# [What is expected]
Write the records below out again exactly as given, with no images.

-- Begin --

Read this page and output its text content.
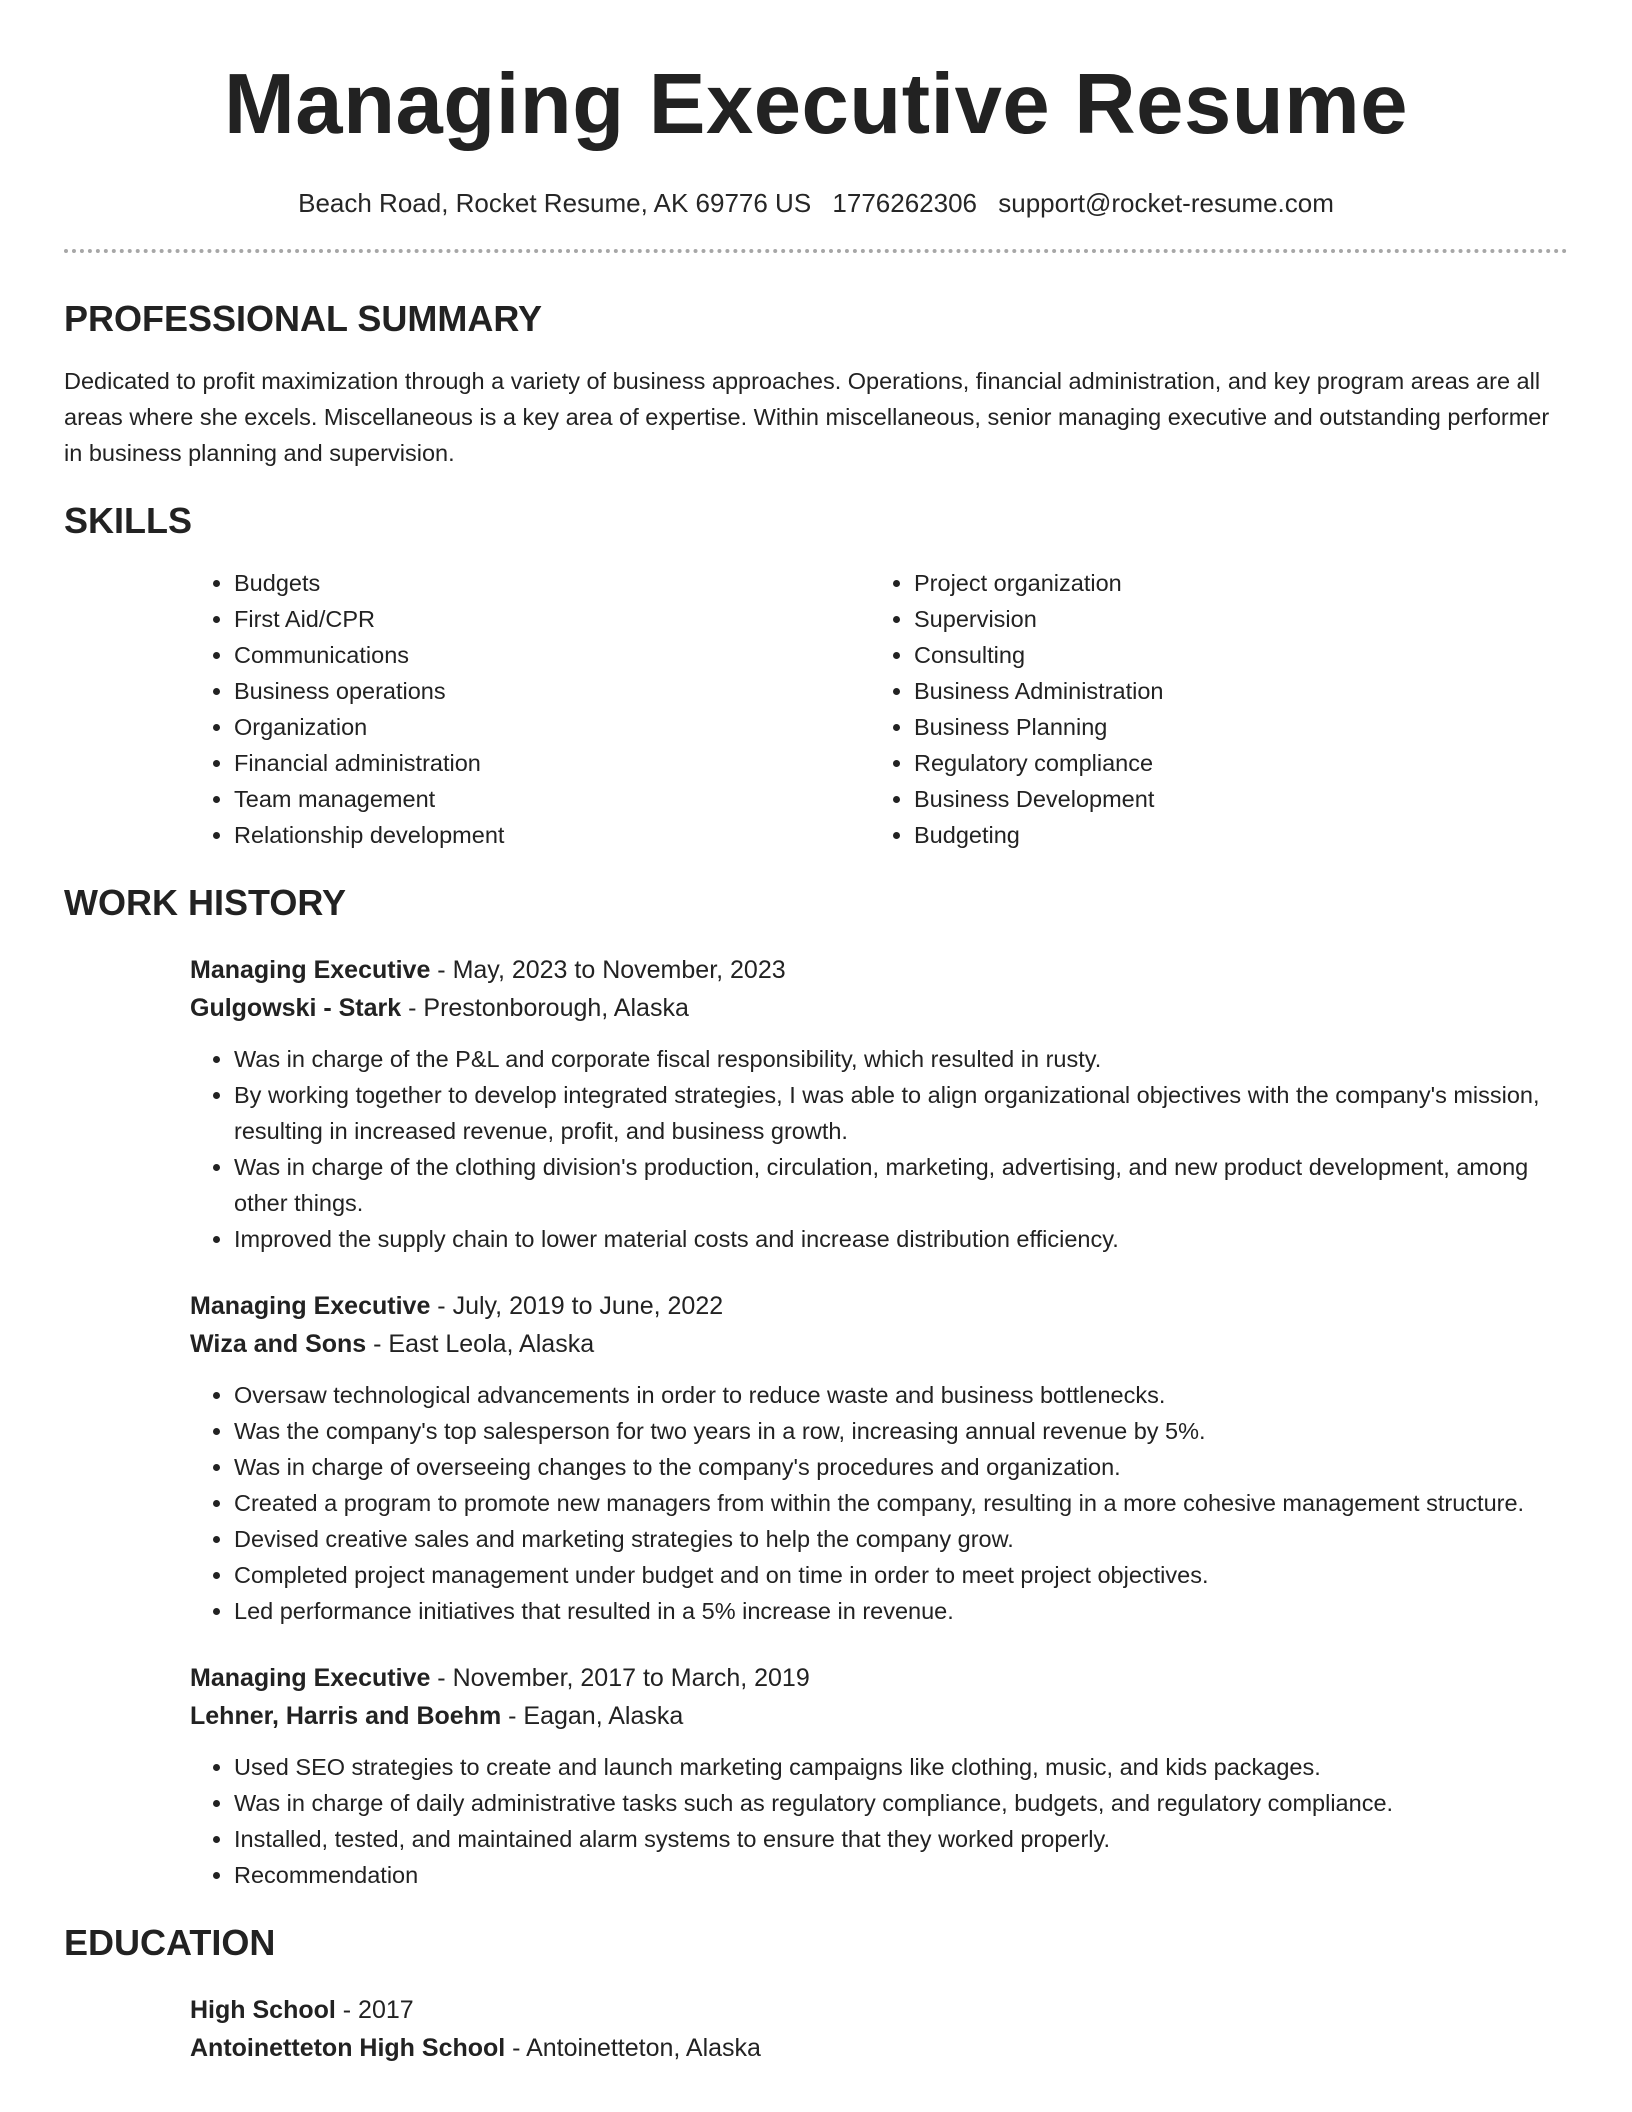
Managing Executive Resume
Beach Road, Rocket Resume, AK 69776 US 1776262306 support@rocket-resume.com
PROFESSIONAL SUMMARY

Dedicated to profit maximization through a variety of business approaches. Operations, financial administration, and key program areas are all areas where she excels. Miscellaneous is a key area of expertise. Within miscellaneous, senior managing executive and outstanding performer in business planning and supervision.

SKILLS
• Budgets
• First Aid/CPR
• Communications
• Business operations
• Organization
• Financial administration
• Team management
• Relationship development
• Project organization
• Supervision
• Consulting
• Business Administration
• Business Planning
• Regulatory compliance
• Business Development
• Budgeting
WORK HISTORY
Managing Executive - May, 2023 to November, 2023
Gulgowski - Stark - Prestonborough, Alaska
• Was in charge of the P&L and corporate fiscal responsibility, which resulted in rusty.
• By working together to develop integrated strategies, I was able to align organizational objectives with the company's mission, resulting in increased revenue, profit, and business growth.
• Was in charge of the clothing division's production, circulation, marketing, advertising, and new product development, among other things.
• Improved the supply chain to lower material costs and increase distribution efficiency.
Managing Executive - July, 2019 to June, 2022
Wiza and Sons - East Leola, Alaska
• Oversaw technological advancements in order to reduce waste and business bottlenecks.
• Was the company's top salesperson for two years in a row, increasing annual revenue by 5%.
• Was in charge of overseeing changes to the company's procedures and organization.
• Created a program to promote new managers from within the company, resulting in a more cohesive management structure.
• Devised creative sales and marketing strategies to help the company grow.
• Completed project management under budget and on time in order to meet project objectives.
• Led performance initiatives that resulted in a 5% increase in revenue.
Managing Executive - November, 2017 to March, 2019
Lehner, Harris and Boehm - Eagan, Alaska
• Used SEO strategies to create and launch marketing campaigns like clothing, music, and kids packages.
• Was in charge of daily administrative tasks such as regulatory compliance, budgets, and regulatory compliance.
• Installed, tested, and maintained alarm systems to ensure that they worked properly.
• Recommendation
EDUCATION
High School - 2017
Antoinetteton High School - Antoinetteton, Alaska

-- End --

# [Completed exercise]
Read this page and output its text content.
Managing Executive Resume
Beach Road, Rocket Resume, AK 69776 US 1776262306 support@rocket-resume.com
PROFESSIONAL SUMMARY

Dedicated to profit maximization through a variety of business approaches. Operations, financial administration, and key program areas are all areas where she excels. Miscellaneous is a key area of expertise. Within miscellaneous, senior managing executive and outstanding performer in business planning and supervision.

SKILLS
• Budgets
• First Aid/CPR
• Communications
• Business operations
• Organization
• Financial administration
• Team management
• Relationship development
• Project organization
• Supervision
• Consulting
• Business Administration
• Business Planning
• Regulatory compliance
• Business Development
• Budgeting
WORK HISTORY
Managing Executive - May, 2023 to November, 2023
Gulgowski - Stark - Prestonborough, Alaska
• Was in charge of the P&L and corporate fiscal responsibility, which resulted in rusty.
• By working together to develop integrated strategies, I was able to align organizational objectives with the company's mission, resulting in increased revenue, profit, and business growth.
• Was in charge of the clothing division's production, circulation, marketing, advertising, and new product development, among other things.
• Improved the supply chain to lower material costs and increase distribution efficiency.
Managing Executive - July, 2019 to June, 2022
Wiza and Sons - East Leola, Alaska
• Oversaw technological advancements in order to reduce waste and business bottlenecks.
• Was the company's top salesperson for two years in a row, increasing annual revenue by 5%.
• Was in charge of overseeing changes to the company's procedures and organization.
• Created a program to promote new managers from within the company, resulting in a more cohesive management structure.
• Devised creative sales and marketing strategies to help the company grow.
• Completed project management under budget and on time in order to meet project objectives.
• Led performance initiatives that resulted in a 5% increase in revenue.
Managing Executive - November, 2017 to March, 2019
Lehner, Harris and Boehm - Eagan, Alaska
• Used SEO strategies to create and launch marketing campaigns like clothing, music, and kids packages.
• Was in charge of daily administrative tasks such as regulatory compliance, budgets, and regulatory compliance.
• Installed, tested, and maintained alarm systems to ensure that they worked properly.
• Recommendation
EDUCATION
High School - 2017
Antoinetteton High School - Antoinetteton, Alaska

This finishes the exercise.